● What you need to do: Your answer should consist of every line in the records that holds "text".

[Input records]

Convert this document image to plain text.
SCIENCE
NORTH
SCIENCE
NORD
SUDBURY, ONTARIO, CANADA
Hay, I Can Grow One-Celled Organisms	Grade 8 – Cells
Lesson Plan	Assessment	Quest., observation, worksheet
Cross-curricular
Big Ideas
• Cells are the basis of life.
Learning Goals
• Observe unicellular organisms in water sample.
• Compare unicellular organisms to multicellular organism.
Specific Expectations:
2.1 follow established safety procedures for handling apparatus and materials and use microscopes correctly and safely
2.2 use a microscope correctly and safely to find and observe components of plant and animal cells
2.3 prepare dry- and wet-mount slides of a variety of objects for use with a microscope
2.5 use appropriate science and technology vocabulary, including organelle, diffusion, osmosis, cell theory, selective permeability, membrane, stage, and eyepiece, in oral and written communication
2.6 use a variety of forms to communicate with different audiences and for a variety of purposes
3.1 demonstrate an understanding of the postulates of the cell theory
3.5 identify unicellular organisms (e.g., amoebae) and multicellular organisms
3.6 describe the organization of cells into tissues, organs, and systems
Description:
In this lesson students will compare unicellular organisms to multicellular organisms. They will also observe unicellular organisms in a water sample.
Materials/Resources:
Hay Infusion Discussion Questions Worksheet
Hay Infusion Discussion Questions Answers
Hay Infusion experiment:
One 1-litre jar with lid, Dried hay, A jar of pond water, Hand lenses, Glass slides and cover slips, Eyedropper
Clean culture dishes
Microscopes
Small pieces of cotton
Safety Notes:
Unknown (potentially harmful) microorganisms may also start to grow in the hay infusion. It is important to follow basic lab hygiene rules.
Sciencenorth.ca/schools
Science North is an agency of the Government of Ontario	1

[/Input records]
[Input records]

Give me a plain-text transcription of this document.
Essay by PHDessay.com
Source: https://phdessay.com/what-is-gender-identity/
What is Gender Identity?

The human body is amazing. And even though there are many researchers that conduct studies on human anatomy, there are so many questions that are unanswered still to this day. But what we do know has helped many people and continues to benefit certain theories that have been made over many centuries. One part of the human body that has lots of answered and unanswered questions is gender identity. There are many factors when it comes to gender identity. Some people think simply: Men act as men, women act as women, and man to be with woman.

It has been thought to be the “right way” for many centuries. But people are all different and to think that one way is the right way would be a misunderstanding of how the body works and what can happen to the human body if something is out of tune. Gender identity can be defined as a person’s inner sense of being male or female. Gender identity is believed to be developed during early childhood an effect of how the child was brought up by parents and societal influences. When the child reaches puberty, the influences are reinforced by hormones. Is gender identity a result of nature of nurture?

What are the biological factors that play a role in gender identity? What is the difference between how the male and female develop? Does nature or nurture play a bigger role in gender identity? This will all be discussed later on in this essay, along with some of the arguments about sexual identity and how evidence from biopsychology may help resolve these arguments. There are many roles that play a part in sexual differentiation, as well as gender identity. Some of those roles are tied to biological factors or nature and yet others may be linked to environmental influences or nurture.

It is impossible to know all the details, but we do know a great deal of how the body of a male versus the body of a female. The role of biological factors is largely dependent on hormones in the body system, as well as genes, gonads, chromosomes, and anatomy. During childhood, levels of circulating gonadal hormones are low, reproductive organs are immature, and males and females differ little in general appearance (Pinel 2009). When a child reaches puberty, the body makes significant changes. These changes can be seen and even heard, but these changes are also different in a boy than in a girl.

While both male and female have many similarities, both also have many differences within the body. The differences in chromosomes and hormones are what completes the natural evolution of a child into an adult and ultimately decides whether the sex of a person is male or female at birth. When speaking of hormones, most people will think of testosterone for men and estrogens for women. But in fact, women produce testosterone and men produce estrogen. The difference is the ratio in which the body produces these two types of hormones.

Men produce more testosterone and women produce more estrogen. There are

[/Input records]

● Solution:
Convert this document image to plain text.
Give me a plain-text transcription of this document.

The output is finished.